- **Extracted data**:
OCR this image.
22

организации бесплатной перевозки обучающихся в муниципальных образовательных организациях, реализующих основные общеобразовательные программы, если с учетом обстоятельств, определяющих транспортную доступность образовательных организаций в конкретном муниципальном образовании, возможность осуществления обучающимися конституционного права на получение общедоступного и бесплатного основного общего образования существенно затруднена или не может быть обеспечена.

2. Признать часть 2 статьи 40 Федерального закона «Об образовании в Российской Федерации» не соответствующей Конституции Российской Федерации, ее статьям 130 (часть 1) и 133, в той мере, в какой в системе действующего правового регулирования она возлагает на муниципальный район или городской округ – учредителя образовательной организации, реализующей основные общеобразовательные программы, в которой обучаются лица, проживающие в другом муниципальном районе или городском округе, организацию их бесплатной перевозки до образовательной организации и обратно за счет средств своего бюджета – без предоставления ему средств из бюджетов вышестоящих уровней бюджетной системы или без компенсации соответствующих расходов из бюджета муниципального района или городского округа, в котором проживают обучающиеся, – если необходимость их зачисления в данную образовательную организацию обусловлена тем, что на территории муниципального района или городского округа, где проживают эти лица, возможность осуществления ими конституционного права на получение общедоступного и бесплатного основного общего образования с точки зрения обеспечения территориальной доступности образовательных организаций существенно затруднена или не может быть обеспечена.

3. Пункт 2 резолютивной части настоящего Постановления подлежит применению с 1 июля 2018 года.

- **What the task asks**: Write every line of the material above again, exactly.

- **The response**:
OCR this image.
22

организации бесплатной перевозки обучающихся в муниципальных образовательных организациях, реализующих основные общеобразовательные программы, если с учетом обстоятельств, определяющих транспортную доступность образовательных организаций в конкретном муниципальном образовании, возможность осуществления обучающимися конституционного права на получение общедоступного и бесплатного основного общего образования существенно затруднена или не может быть обеспечена.

2. Признать часть 2 статьи 40 Федерального закона «Об образовании в Российской Федерации» не соответствующей Конституции Российской Федерации, ее статьям 130 (часть 1) и 133, в той мере, в какой в системе действующего правового регулирования она возлагает на муниципальный район или городской округ – учредителя образовательной организации, реализующей основные общеобразовательные программы, в которой обучаются лица, проживающие в другом муниципальном районе или городском округе, организацию их бесплатной перевозки до образовательной организации и обратно за счет средств своего бюджета – без предоставления ему средств из бюджетов вышестоящих уровней бюджетной системы или без компенсации соответствующих расходов из бюджета муниципального района или городского округа, в котором проживают обучающиеся, – если необходимость их зачисления в данную образовательную организацию обусловлена тем, что на территории муниципального района или городского округа, где проживают эти лица, возможность осуществления ими конституционного права на получение общедоступного и бесплатного основного общего образования с точки зрения обеспечения территориальной доступности образовательных организаций существенно затруднена или не может быть обеспечена.

3. Пункт 2 резолютивной части настоящего Постановления подлежит применению с 1 июля 2018 года.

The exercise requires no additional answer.